> _WRITTEN INSTRUCTION_
Return each line of the material verbatim.

** Start of PROVIDED ENTRIES **

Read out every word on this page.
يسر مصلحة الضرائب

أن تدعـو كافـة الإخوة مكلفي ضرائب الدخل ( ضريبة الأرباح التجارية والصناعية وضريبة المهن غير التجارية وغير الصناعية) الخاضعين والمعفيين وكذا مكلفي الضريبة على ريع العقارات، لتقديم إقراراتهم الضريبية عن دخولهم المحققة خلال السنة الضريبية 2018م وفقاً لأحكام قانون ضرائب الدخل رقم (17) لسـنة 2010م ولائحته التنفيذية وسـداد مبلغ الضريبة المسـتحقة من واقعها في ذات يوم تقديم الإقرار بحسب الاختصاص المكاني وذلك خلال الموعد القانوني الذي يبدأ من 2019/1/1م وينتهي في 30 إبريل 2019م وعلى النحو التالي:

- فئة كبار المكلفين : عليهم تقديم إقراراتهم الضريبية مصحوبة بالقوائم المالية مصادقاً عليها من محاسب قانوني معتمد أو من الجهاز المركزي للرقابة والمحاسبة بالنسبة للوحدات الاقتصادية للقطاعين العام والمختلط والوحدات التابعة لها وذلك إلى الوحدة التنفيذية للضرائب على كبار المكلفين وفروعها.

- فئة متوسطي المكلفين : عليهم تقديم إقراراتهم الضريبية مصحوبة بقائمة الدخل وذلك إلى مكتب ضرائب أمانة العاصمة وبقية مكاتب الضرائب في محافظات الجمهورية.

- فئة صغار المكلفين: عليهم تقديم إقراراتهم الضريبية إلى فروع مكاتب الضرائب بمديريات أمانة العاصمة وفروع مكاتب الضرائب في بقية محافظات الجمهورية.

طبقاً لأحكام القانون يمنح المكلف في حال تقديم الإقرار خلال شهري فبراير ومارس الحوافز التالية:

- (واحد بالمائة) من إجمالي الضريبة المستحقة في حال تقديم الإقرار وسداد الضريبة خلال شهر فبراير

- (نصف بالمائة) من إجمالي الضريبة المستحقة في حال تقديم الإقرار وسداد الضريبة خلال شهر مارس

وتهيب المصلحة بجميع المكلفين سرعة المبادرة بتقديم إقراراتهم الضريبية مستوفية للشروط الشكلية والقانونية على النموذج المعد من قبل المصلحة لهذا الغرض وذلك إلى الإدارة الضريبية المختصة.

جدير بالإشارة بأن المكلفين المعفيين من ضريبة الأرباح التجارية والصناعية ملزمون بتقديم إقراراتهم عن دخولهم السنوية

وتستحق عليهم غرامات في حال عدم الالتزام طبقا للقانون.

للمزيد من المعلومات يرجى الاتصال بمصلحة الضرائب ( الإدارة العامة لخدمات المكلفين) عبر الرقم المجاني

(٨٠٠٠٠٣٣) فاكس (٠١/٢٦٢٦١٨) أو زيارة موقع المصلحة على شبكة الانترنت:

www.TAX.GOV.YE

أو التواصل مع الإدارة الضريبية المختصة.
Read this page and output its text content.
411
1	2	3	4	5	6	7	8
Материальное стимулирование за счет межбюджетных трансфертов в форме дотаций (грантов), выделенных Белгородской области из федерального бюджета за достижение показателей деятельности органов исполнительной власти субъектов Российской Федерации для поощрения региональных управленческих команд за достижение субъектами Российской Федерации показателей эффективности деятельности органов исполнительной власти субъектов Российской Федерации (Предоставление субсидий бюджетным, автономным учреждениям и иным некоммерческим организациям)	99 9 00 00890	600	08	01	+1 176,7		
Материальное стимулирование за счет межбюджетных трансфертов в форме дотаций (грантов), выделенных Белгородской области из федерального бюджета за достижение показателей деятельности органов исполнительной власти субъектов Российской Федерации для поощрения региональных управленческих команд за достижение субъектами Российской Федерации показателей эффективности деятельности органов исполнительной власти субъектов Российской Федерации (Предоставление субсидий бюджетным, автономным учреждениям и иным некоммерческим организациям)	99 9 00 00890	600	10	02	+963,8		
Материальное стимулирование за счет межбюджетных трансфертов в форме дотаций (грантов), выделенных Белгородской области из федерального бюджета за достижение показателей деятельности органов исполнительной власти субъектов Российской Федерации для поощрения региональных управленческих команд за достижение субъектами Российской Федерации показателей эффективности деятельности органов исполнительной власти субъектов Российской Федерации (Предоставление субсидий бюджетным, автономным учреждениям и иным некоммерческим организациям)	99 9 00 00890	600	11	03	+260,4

** End of PROVIDED ENTRIES **

> _CORRECT ANSWER_
Read out every word on this page.
يسر مصلحة الضرائب

أن تدعـو كافـة الإخوة مكلفي ضرائب الدخل ( ضريبة الأرباح التجارية والصناعية وضريبة المهن غير التجارية وغير الصناعية) الخاضعين والمعفيين وكذا مكلفي الضريبة على ريع العقارات، لتقديم إقراراتهم الضريبية عن دخولهم المحققة خلال السنة الضريبية 2018م وفقاً لأحكام قانون ضرائب الدخل رقم (17) لسـنة 2010م ولائحته التنفيذية وسـداد مبلغ الضريبة المسـتحقة من واقعها في ذات يوم تقديم الإقرار بحسب الاختصاص المكاني وذلك خلال الموعد القانوني الذي يبدأ من 2019/1/1م وينتهي في 30 إبريل 2019م وعلى النحو التالي:

- فئة كبار المكلفين : عليهم تقديم إقراراتهم الضريبية مصحوبة بالقوائم المالية مصادقاً عليها من محاسب قانوني معتمد أو من الجهاز المركزي للرقابة والمحاسبة بالنسبة للوحدات الاقتصادية للقطاعين العام والمختلط والوحدات التابعة لها وذلك إلى الوحدة التنفيذية للضرائب على كبار المكلفين وفروعها.

- فئة متوسطي المكلفين : عليهم تقديم إقراراتهم الضريبية مصحوبة بقائمة الدخل وذلك إلى مكتب ضرائب أمانة العاصمة وبقية مكاتب الضرائب في محافظات الجمهورية.

- فئة صغار المكلفين: عليهم تقديم إقراراتهم الضريبية إلى فروع مكاتب الضرائب بمديريات أمانة العاصمة وفروع مكاتب الضرائب في بقية محافظات الجمهورية.

طبقاً لأحكام القانون يمنح المكلف في حال تقديم الإقرار خلال شهري فبراير ومارس الحوافز التالية:

- (واحد بالمائة) من إجمالي الضريبة المستحقة في حال تقديم الإقرار وسداد الضريبة خلال شهر فبراير

- (نصف بالمائة) من إجمالي الضريبة المستحقة في حال تقديم الإقرار وسداد الضريبة خلال شهر مارس

وتهيب المصلحة بجميع المكلفين سرعة المبادرة بتقديم إقراراتهم الضريبية مستوفية للشروط الشكلية والقانونية على النموذج المعد من قبل المصلحة لهذا الغرض وذلك إلى الإدارة الضريبية المختصة.

جدير بالإشارة بأن المكلفين المعفيين من ضريبة الأرباح التجارية والصناعية ملزمون بتقديم إقراراتهم عن دخولهم السنوية

وتستحق عليهم غرامات في حال عدم الالتزام طبقا للقانون.

للمزيد من المعلومات يرجى الاتصال بمصلحة الضرائب ( الإدارة العامة لخدمات المكلفين) عبر الرقم المجاني

(٨٠٠٠٠٣٣) فاكس (٠١/٢٦٢٦١٨) أو زيارة موقع المصلحة على شبكة الانترنت:

www.TAX.GOV.YE

أو التواصل مع الإدارة الضريبية المختصة.
Read this page and output its text content.
411
1	2	3	4	5	6	7	8
Материальное стимулирование за счет межбюджетных трансфертов в форме дотаций (грантов), выделенных Белгородской области из федерального бюджета за достижение показателей деятельности органов исполнительной власти субъектов Российской Федерации для поощрения региональных управленческих команд за достижение субъектами Российской Федерации показателей эффективности деятельности органов исполнительной власти субъектов Российской Федерации (Предоставление субсидий бюджетным, автономным учреждениям и иным некоммерческим организациям)	99 9 00 00890	600	08	01	+1 176,7		
Материальное стимулирование за счет межбюджетных трансфертов в форме дотаций (грантов), выделенных Белгородской области из федерального бюджета за достижение показателей деятельности органов исполнительной власти субъектов Российской Федерации для поощрения региональных управленческих команд за достижение субъектами Российской Федерации показателей эффективности деятельности органов исполнительной власти субъектов Российской Федерации (Предоставление субсидий бюджетным, автономным учреждениям и иным некоммерческим организациям)	99 9 00 00890	600	10	02	+963,8		
Материальное стимулирование за счет межбюджетных трансфертов в форме дотаций (грантов), выделенных Белгородской области из федерального бюджета за достижение показателей деятельности органов исполнительной власти субъектов Российской Федерации для поощрения региональных управленческих команд за достижение субъектами Российской Федерации показателей эффективности деятельности органов исполнительной власти субъектов Российской Федерации (Предоставление субсидий бюджетным, автономным учреждениям и иным некоммерческим организациям)	99 9 00 00890	600	11	03	+260,4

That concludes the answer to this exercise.